[Begin Material for this task]

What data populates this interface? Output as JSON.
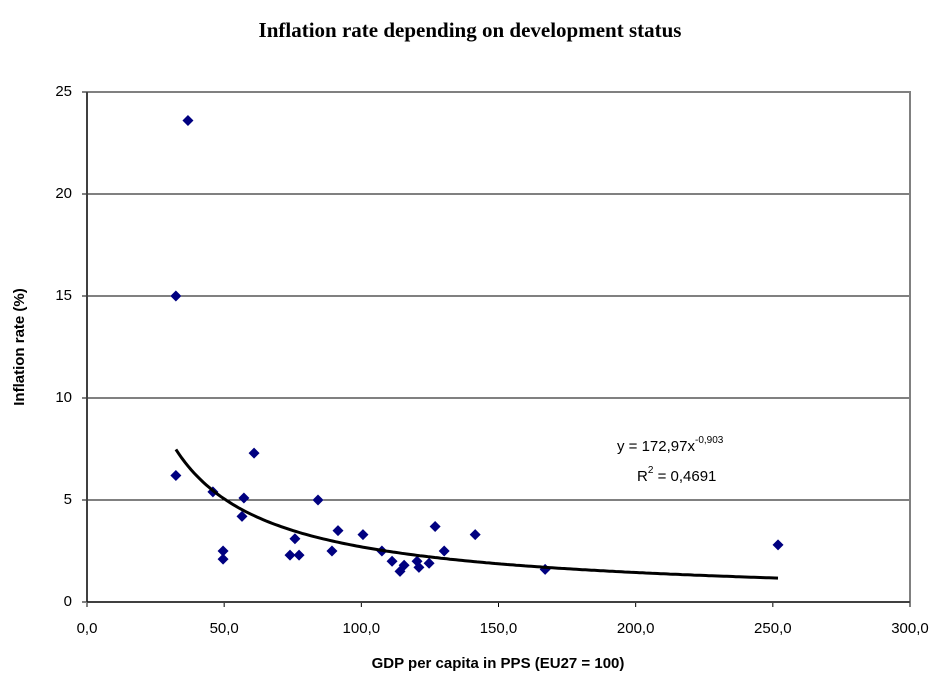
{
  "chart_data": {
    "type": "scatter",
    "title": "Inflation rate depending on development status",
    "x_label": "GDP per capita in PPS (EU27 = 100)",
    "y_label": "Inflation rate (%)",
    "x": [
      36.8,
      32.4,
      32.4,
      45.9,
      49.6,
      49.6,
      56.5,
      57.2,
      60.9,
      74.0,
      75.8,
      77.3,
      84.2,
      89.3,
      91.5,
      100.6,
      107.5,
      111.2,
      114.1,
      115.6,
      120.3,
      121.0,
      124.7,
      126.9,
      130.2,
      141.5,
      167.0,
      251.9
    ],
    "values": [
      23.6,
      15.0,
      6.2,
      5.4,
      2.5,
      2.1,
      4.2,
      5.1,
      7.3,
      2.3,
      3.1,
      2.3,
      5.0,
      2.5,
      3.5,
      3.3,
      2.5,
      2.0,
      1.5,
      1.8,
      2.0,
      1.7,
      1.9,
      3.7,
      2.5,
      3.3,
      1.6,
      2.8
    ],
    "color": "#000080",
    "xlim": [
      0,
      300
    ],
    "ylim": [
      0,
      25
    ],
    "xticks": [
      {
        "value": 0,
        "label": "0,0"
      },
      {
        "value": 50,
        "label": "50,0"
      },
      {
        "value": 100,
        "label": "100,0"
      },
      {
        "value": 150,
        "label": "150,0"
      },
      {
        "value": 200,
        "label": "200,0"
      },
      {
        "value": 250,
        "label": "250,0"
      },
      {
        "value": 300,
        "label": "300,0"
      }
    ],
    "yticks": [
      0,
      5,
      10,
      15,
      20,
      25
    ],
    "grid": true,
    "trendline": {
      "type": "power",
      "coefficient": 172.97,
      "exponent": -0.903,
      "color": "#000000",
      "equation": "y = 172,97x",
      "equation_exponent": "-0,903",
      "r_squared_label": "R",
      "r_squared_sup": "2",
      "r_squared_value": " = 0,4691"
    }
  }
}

[End Material for this task]

Problem description
Repeat the material verbatim. Do not carry over any picture.

Task answer
What data populates this interface? Output as JSON.
{
  "chart_data": {
    "type": "scatter",
    "title": "Inflation rate depending on development status",
    "x_label": "GDP per capita in PPS (EU27 = 100)",
    "y_label": "Inflation rate (%)",
    "x": [
      36.8,
      32.4,
      32.4,
      45.9,
      49.6,
      49.6,
      56.5,
      57.2,
      60.9,
      74.0,
      75.8,
      77.3,
      84.2,
      89.3,
      91.5,
      100.6,
      107.5,
      111.2,
      114.1,
      115.6,
      120.3,
      121.0,
      124.7,
      126.9,
      130.2,
      141.5,
      167.0,
      251.9
    ],
    "values": [
      23.6,
      15.0,
      6.2,
      5.4,
      2.5,
      2.1,
      4.2,
      5.1,
      7.3,
      2.3,
      3.1,
      2.3,
      5.0,
      2.5,
      3.5,
      3.3,
      2.5,
      2.0,
      1.5,
      1.8,
      2.0,
      1.7,
      1.9,
      3.7,
      2.5,
      3.3,
      1.6,
      2.8
    ],
    "color": "#000080",
    "xlim": [
      0,
      300
    ],
    "ylim": [
      0,
      25
    ],
    "xticks": [
      {
        "value": 0,
        "label": "0,0"
      },
      {
        "value": 50,
        "label": "50,0"
      },
      {
        "value": 100,
        "label": "100,0"
      },
      {
        "value": 150,
        "label": "150,0"
      },
      {
        "value": 200,
        "label": "200,0"
      },
      {
        "value": 250,
        "label": "250,0"
      },
      {
        "value": 300,
        "label": "300,0"
      }
    ],
    "yticks": [
      0,
      5,
      10,
      15,
      20,
      25
    ],
    "grid": true,
    "trendline": {
      "type": "power",
      "coefficient": 172.97,
      "exponent": -0.903,
      "color": "#000000",
      "equation": "y = 172,97x",
      "equation_exponent": "-0,903",
      "r_squared_label": "R",
      "r_squared_sup": "2",
      "r_squared_value": " = 0,4691"
    }
  }
}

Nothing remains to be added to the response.